[Source data]
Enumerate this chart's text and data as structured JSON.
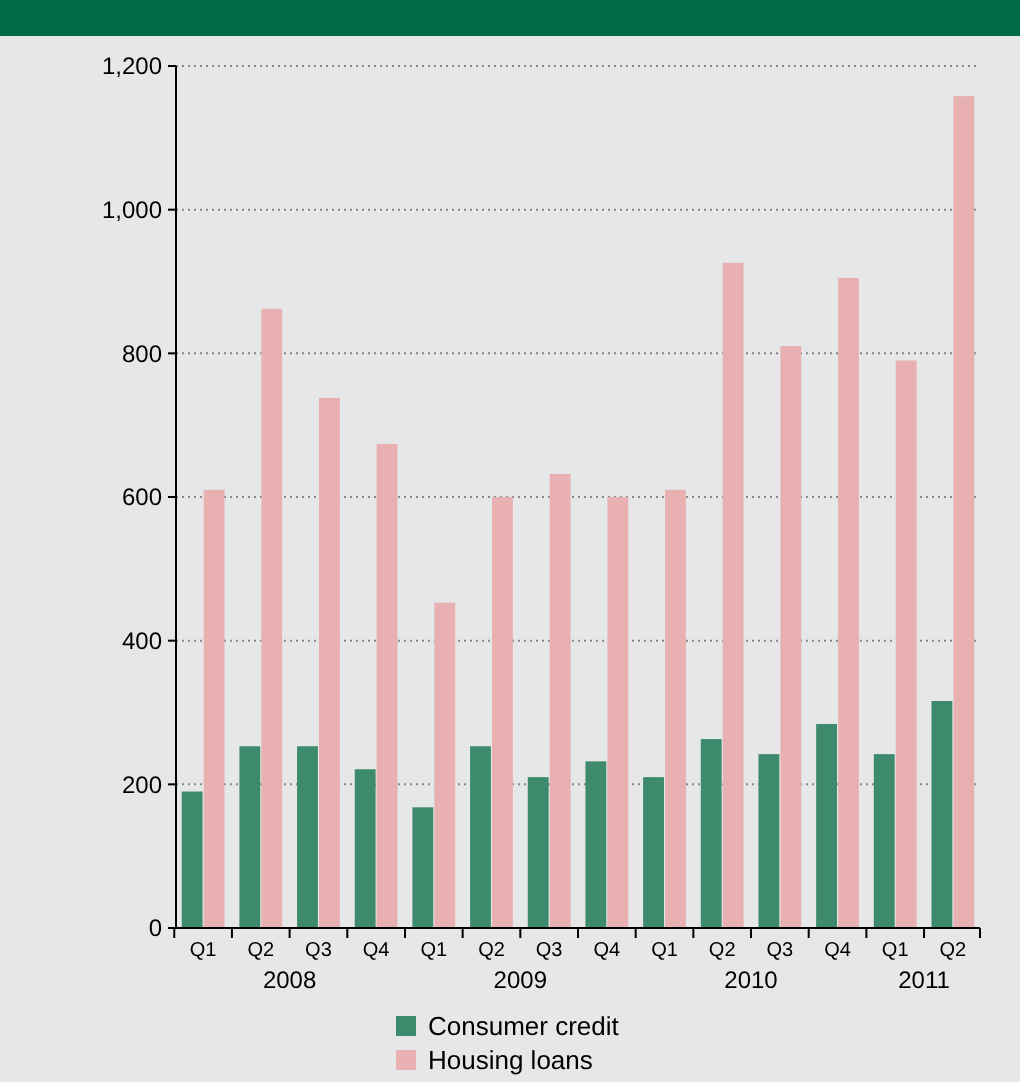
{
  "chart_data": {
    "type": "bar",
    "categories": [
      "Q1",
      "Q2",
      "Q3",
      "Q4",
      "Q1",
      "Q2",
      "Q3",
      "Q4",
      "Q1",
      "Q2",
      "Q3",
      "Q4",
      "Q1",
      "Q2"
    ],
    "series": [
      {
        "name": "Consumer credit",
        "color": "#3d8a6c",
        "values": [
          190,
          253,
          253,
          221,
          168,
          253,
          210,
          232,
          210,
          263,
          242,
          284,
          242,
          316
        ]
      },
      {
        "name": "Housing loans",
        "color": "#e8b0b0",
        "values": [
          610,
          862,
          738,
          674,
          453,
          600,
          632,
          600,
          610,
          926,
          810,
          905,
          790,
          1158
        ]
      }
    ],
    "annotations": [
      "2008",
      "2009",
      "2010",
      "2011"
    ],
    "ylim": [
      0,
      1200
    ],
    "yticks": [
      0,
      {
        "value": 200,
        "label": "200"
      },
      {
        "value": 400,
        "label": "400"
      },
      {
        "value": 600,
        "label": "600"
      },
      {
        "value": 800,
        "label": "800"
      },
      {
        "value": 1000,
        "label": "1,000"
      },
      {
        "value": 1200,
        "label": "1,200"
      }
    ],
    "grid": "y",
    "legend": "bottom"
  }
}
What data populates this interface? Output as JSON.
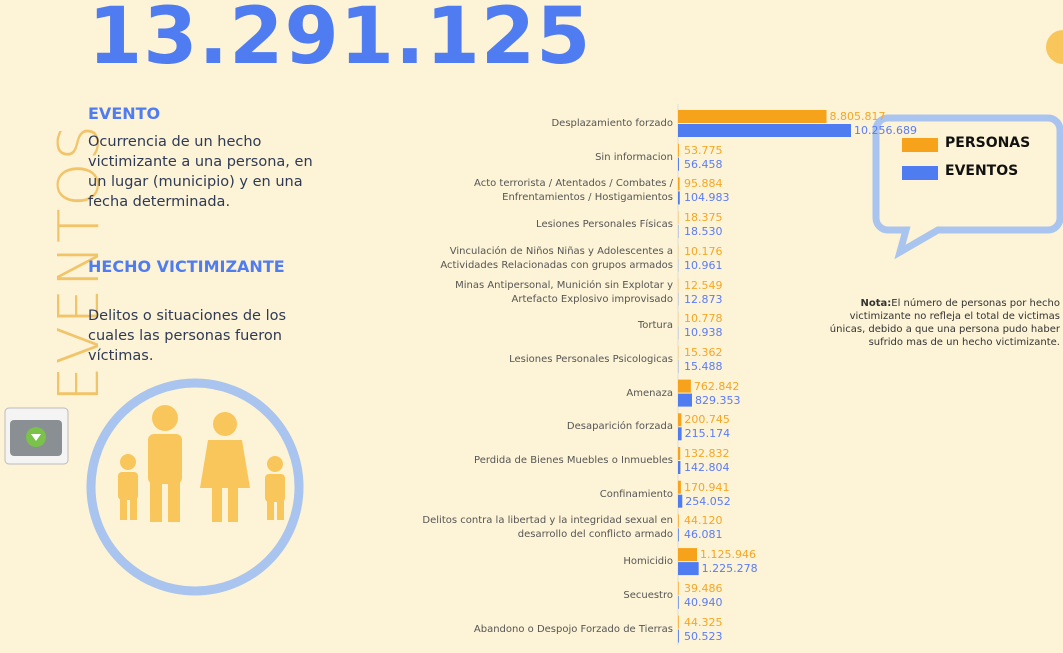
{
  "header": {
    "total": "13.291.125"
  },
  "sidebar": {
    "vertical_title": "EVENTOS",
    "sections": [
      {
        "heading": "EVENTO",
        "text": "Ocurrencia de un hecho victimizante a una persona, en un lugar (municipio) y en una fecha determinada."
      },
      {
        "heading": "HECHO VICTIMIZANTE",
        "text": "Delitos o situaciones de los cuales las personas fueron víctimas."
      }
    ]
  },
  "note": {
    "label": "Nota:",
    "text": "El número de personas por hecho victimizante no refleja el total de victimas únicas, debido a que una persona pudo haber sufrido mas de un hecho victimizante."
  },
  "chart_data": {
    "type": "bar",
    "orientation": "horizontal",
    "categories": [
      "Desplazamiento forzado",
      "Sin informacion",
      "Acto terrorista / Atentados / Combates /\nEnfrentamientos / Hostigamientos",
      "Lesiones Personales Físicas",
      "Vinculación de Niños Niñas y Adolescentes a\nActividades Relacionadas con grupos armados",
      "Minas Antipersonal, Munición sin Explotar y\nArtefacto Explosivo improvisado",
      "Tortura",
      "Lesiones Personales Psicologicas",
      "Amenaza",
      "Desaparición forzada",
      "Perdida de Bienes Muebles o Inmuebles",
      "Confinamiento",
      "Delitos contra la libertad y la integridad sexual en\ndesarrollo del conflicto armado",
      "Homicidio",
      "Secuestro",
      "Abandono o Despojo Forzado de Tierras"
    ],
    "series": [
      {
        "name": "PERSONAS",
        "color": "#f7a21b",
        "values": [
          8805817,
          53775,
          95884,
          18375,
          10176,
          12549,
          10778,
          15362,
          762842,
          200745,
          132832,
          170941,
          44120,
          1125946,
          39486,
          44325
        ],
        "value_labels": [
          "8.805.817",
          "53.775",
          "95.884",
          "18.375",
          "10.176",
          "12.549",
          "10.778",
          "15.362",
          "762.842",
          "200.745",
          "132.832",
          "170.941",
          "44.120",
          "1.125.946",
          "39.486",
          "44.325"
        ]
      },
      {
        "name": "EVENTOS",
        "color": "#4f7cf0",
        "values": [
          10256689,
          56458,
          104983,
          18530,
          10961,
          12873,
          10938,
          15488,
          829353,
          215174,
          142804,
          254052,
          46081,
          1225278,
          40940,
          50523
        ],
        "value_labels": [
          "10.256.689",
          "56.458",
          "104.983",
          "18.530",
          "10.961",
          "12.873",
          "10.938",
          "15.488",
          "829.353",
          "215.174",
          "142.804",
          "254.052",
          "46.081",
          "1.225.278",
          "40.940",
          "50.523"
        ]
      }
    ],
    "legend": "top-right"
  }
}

■ Task brief:
Gather all lines with the string "color" from the data.

■ Solution for this problem:
        "color": "#3d8a6c",
        "color": "#e8b0b0",
        "color": "#f7a21b",
        "color": "#4f7cf0",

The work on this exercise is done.